» **Page text**
__________
A tournament - men in armor with shields fighting on the grass

Modern-day re-enactors having a tournament

Tournaments were a common form of entertainment in the Middle Ages. A group of knights came together at the castle of some powerful duke or king, and they would spend the day fighting each other for prizes, sometimes one against one, and sometimes in teams. Tournaments took the place of our tennis matches and football games, although women were generally not allowed to participate. Most of the time men got hurt but they only occasionally got killed.

Why not have your own tournament?


Here’s a couple of kids bike jousting with noodles

First you’ll have to decide on a site, then mark off a rectangle for the fighting. Of course you don’t want to fight so that people get hurt! You might tilt at each other riding bicycles, with the object being to grab a balloon from the other person’s hand successfully, for instance, or to trade balloons as you ride by each other.
__________
» **Required tasks**
(1) Render the sentence "Tournaments were a common form of entertainment in the Middle Ages." from the passage on medieval tournaments into French.
(2) Supply a continuation of the passage on medieval tournaments, beginning after its final sentence.
The data entries are not required for this work.

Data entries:
__________
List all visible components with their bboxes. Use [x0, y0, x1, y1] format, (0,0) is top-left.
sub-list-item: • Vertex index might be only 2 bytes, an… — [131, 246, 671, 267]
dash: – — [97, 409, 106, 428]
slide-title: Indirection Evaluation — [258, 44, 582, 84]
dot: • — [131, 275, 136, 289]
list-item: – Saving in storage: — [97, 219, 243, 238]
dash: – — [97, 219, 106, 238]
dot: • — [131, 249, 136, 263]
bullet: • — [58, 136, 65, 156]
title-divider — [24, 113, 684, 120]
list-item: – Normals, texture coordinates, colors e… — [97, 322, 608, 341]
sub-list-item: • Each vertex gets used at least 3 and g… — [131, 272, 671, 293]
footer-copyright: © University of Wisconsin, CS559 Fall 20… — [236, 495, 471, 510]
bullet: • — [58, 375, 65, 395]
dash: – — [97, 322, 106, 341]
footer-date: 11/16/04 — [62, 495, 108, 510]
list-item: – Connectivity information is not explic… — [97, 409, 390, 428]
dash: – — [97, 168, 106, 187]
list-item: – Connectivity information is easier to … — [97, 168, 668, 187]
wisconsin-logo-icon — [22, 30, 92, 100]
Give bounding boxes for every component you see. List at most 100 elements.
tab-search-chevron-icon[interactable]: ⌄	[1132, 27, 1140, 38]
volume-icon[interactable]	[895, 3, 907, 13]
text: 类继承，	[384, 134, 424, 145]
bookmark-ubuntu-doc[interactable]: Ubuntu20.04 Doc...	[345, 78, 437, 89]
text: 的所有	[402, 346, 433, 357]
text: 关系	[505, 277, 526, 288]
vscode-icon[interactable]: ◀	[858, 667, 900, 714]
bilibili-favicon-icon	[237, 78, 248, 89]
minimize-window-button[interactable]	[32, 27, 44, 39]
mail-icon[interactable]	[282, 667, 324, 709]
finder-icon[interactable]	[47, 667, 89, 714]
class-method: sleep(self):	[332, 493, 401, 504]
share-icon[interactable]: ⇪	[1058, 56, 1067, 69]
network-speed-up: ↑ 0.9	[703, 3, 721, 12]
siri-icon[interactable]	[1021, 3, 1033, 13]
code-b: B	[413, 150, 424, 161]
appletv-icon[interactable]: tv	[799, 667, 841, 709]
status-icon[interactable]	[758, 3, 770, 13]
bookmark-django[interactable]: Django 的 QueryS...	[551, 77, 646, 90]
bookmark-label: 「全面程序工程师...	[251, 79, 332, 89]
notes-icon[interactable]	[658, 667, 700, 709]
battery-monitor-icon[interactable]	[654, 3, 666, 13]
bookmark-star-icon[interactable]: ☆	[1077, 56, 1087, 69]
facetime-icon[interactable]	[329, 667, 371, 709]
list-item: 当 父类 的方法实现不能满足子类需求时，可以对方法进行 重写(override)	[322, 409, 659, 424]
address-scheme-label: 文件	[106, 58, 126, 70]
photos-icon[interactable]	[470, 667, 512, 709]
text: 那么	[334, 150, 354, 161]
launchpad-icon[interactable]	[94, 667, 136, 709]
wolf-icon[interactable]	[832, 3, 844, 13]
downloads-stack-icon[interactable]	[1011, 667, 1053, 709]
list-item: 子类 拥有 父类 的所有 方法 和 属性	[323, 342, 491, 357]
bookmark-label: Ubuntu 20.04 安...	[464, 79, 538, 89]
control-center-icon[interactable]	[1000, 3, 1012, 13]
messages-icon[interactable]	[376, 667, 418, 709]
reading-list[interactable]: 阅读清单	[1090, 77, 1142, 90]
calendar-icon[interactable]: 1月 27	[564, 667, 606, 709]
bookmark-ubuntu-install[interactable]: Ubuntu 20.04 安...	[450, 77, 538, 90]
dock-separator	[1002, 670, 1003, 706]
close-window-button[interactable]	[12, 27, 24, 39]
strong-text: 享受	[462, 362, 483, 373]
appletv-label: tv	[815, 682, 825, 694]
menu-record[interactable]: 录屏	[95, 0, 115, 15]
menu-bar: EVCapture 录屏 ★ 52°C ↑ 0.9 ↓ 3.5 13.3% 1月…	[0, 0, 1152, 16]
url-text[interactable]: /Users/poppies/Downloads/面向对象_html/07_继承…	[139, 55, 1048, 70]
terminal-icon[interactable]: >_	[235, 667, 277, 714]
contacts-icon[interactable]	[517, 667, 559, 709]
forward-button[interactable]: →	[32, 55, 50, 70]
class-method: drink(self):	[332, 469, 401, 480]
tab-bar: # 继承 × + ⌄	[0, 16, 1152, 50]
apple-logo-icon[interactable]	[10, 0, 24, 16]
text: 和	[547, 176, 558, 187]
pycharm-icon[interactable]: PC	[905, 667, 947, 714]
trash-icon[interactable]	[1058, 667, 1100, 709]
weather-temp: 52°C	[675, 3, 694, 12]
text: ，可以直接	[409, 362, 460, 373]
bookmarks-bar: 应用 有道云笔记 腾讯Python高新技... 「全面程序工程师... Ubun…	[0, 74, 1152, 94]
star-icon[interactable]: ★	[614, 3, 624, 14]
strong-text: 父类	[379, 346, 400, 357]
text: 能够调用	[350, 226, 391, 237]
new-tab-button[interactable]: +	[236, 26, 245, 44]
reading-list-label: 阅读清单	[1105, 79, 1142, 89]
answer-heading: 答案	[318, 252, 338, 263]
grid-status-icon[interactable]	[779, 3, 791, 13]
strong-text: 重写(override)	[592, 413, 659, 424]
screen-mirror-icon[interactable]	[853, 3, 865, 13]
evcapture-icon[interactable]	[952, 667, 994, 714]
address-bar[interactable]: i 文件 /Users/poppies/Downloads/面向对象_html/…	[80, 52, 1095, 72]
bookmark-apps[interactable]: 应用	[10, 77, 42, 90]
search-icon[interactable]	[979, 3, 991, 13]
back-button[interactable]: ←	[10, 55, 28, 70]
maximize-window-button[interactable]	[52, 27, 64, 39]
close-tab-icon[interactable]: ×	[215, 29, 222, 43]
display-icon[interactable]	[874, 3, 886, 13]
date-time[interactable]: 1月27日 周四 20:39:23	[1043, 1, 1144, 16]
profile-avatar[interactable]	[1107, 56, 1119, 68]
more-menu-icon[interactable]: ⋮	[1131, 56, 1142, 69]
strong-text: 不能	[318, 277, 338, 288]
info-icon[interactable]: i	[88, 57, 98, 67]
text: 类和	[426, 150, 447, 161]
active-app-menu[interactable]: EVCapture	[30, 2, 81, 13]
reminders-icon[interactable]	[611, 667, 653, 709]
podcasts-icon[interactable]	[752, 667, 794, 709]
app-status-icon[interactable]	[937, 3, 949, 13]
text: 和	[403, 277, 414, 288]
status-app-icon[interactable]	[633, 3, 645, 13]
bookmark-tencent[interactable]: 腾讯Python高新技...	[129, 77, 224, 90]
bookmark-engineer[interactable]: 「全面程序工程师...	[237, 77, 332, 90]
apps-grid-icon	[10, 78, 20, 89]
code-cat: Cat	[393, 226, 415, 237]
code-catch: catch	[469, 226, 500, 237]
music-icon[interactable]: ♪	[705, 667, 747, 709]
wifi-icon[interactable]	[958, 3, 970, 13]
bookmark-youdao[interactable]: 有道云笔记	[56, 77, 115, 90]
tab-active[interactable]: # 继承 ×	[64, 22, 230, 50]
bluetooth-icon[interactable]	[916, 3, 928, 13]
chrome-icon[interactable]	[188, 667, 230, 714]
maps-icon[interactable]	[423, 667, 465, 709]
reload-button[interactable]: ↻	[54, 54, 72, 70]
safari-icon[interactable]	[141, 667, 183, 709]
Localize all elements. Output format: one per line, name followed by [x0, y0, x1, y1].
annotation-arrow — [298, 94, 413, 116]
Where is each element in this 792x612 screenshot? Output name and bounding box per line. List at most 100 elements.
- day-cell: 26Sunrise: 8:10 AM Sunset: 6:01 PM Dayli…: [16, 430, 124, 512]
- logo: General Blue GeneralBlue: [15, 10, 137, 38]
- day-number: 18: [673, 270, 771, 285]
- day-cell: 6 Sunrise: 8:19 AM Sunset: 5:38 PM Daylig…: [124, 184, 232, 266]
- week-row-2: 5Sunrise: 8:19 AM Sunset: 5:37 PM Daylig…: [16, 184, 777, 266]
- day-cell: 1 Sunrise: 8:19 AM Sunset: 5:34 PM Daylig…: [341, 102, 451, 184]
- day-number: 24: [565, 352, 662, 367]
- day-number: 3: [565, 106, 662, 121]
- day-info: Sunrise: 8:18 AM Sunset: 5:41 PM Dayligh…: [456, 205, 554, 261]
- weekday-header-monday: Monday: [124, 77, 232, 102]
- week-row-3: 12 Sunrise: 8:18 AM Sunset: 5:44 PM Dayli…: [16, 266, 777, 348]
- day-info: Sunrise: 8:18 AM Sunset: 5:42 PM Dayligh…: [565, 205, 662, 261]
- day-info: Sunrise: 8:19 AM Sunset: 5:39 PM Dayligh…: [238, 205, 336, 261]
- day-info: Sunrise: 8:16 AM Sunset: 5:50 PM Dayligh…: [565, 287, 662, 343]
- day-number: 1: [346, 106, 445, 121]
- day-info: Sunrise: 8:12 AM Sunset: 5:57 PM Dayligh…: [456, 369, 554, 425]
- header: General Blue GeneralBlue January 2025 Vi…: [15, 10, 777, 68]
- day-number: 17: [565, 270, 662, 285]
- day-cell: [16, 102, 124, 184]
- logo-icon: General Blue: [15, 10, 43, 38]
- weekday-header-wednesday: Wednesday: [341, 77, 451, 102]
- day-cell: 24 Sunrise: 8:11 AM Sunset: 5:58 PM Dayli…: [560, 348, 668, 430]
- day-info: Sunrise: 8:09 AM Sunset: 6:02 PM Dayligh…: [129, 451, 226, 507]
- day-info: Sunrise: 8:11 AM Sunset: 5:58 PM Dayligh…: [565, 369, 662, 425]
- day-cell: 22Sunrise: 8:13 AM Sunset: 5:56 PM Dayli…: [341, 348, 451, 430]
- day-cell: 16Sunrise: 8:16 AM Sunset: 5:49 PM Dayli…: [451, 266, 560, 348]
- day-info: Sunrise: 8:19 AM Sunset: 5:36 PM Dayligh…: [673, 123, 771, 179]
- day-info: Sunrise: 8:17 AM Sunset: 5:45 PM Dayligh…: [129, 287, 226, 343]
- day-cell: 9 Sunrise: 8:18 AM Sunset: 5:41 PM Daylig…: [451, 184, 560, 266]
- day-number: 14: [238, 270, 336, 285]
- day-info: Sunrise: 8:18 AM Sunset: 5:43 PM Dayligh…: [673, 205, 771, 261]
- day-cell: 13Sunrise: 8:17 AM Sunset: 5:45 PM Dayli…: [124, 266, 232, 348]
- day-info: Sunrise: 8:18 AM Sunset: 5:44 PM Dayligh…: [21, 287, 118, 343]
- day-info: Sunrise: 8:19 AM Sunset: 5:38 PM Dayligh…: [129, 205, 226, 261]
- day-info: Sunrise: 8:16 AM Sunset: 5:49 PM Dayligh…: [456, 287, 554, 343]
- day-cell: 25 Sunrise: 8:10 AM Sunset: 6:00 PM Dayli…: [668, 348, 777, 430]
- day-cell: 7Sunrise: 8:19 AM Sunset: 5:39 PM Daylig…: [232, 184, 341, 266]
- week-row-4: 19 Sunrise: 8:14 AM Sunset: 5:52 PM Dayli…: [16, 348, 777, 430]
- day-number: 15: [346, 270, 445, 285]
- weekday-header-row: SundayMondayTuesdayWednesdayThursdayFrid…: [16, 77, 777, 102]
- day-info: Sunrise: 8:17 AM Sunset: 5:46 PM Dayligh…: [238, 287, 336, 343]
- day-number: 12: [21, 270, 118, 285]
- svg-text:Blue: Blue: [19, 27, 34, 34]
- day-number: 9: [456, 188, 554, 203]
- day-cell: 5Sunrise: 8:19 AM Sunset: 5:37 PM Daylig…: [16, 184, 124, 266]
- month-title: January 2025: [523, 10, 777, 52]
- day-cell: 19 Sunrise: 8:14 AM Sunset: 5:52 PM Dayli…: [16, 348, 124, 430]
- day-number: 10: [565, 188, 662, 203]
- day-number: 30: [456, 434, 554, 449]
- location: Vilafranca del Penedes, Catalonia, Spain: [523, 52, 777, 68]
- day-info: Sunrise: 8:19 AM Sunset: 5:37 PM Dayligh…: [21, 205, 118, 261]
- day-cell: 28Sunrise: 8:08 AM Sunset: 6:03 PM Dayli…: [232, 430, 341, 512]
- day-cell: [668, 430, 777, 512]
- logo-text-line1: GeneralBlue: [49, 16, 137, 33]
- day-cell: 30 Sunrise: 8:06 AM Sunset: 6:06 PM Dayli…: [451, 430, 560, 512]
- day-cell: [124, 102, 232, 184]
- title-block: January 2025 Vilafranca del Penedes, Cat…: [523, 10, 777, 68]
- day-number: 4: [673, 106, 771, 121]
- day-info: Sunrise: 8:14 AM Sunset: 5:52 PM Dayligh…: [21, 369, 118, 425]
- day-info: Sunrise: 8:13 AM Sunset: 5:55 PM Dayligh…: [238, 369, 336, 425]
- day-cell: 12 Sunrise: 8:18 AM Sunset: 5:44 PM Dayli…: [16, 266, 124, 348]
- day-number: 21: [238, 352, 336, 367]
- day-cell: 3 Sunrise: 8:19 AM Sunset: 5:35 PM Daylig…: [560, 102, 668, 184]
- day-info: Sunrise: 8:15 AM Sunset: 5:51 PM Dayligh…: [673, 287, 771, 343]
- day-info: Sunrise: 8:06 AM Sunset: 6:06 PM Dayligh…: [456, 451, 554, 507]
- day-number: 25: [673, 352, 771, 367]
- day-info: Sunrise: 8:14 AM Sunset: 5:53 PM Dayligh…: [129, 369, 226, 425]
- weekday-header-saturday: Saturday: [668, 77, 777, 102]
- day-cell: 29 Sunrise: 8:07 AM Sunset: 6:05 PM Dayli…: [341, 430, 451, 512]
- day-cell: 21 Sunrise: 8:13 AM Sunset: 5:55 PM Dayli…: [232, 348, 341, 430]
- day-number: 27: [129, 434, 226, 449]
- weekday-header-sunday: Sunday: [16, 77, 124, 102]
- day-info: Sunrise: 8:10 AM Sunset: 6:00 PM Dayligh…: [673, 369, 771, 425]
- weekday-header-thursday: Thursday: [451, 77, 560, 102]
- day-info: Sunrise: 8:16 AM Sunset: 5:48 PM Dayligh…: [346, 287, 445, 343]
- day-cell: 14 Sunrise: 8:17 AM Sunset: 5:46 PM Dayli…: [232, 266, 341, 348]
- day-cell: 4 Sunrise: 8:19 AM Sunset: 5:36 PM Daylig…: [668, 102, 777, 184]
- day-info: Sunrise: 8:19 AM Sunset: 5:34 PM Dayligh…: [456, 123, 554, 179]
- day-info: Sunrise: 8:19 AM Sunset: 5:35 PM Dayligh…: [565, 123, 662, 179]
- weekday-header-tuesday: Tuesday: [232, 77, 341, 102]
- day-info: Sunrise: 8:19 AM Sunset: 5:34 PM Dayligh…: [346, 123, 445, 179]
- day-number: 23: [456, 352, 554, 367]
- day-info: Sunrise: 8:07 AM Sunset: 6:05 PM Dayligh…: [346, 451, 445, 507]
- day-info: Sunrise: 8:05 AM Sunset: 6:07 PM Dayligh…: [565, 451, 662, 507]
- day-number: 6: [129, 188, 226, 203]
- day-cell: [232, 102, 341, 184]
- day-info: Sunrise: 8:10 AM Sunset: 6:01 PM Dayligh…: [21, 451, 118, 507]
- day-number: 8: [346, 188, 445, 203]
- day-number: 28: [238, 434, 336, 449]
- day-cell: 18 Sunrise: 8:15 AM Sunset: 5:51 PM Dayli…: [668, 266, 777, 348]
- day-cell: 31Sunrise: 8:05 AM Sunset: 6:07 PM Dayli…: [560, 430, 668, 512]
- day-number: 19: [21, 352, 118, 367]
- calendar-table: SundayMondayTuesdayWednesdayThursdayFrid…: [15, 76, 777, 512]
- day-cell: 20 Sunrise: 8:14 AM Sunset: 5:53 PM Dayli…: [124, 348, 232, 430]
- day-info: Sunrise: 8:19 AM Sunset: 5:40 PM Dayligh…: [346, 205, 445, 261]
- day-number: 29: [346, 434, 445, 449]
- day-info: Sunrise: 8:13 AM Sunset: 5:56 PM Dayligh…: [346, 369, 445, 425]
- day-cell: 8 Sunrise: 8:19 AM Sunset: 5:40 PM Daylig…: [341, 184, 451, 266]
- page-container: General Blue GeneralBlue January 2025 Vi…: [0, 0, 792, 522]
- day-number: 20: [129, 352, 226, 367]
__________
» **Answers for this exercise**
(1) Les tournois étaient une forme de divertissement courante au Moyen Âge.

(2)
Or you might divide into two teams, each with balloons of different colors, and try to pop all the balloons of the other team.

Or you might decide to have a non-competitive event, where you all try to pop the balloons together, rather than having teams, and discuss whether we are less interested in competition today than the men of the Middle Ages were.

Notice the similarities to polo, which was popular in the Islamic world beginning a little earlier: are tournaments just a simpler, and bloodier, form of polo?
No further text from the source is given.